* What to produce
Return the entries that follow, reproducing each line character for character.

## Start

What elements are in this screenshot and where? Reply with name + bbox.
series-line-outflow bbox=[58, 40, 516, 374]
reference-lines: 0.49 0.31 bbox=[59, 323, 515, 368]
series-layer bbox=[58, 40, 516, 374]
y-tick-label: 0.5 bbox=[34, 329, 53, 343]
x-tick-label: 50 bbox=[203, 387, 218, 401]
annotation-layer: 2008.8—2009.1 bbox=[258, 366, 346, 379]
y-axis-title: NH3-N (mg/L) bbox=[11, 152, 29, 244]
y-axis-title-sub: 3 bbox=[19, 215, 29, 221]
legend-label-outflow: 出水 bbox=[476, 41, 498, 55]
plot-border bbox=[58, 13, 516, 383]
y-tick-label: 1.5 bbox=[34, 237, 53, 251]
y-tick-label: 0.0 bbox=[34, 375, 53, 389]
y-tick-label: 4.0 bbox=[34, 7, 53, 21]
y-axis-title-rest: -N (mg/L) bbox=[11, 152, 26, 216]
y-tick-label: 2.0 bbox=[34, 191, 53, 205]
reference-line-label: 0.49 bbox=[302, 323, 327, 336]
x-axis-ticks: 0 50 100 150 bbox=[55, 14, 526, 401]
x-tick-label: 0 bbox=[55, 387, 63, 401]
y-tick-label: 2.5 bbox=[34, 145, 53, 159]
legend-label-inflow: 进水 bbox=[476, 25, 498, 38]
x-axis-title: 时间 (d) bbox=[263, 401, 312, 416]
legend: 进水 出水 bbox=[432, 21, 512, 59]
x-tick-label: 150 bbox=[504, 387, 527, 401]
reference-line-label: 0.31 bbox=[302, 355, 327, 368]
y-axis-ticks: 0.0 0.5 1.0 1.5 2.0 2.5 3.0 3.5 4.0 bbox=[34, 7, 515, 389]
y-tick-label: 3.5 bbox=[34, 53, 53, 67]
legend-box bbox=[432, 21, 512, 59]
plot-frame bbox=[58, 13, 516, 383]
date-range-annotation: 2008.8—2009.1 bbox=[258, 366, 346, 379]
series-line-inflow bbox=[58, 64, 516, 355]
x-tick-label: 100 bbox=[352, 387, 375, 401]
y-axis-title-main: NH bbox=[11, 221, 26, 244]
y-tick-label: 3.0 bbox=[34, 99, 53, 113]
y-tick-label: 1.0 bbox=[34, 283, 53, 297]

## End

* Task result
What elements are in this screenshot and where? Reply with name + bbox.
series-line-outflow bbox=[58, 40, 516, 374]
reference-lines: 0.49 0.31 bbox=[59, 323, 515, 368]
series-layer bbox=[58, 40, 516, 374]
y-tick-label: 0.5 bbox=[34, 329, 53, 343]
x-tick-label: 50 bbox=[203, 387, 218, 401]
annotation-layer: 2008.8—2009.1 bbox=[258, 366, 346, 379]
y-axis-title: NH3-N (mg/L) bbox=[11, 152, 29, 244]
y-axis-title-sub: 3 bbox=[19, 215, 29, 221]
legend-label-outflow: 出水 bbox=[476, 41, 498, 55]
plot-border bbox=[58, 13, 516, 383]
y-tick-label: 1.5 bbox=[34, 237, 53, 251]
y-tick-label: 0.0 bbox=[34, 375, 53, 389]
y-tick-label: 4.0 bbox=[34, 7, 53, 21]
y-axis-title-rest: -N (mg/L) bbox=[11, 152, 26, 216]
y-tick-label: 2.0 bbox=[34, 191, 53, 205]
reference-line-label: 0.49 bbox=[302, 323, 327, 336]
x-axis-ticks: 0 50 100 150 bbox=[55, 14, 526, 401]
x-tick-label: 0 bbox=[55, 387, 63, 401]
y-tick-label: 2.5 bbox=[34, 145, 53, 159]
legend-label-inflow: 进水 bbox=[476, 25, 498, 38]
x-axis-title: 时间 (d) bbox=[263, 401, 312, 416]
legend: 进水 出水 bbox=[432, 21, 512, 59]
x-tick-label: 150 bbox=[504, 387, 527, 401]
reference-line-label: 0.31 bbox=[302, 355, 327, 368]
y-axis-ticks: 0.0 0.5 1.0 1.5 2.0 2.5 3.0 3.5 4.0 bbox=[34, 7, 515, 389]
y-tick-label: 3.5 bbox=[34, 53, 53, 67]
legend-box bbox=[432, 21, 512, 59]
plot-frame bbox=[58, 13, 516, 383]
date-range-annotation: 2008.8—2009.1 bbox=[258, 366, 346, 379]
series-line-inflow bbox=[58, 64, 516, 355]
x-tick-label: 100 bbox=[352, 387, 375, 401]
y-axis-title-main: NH bbox=[11, 221, 26, 244]
y-tick-label: 3.0 bbox=[34, 99, 53, 113]
y-tick-label: 1.0 bbox=[34, 283, 53, 297]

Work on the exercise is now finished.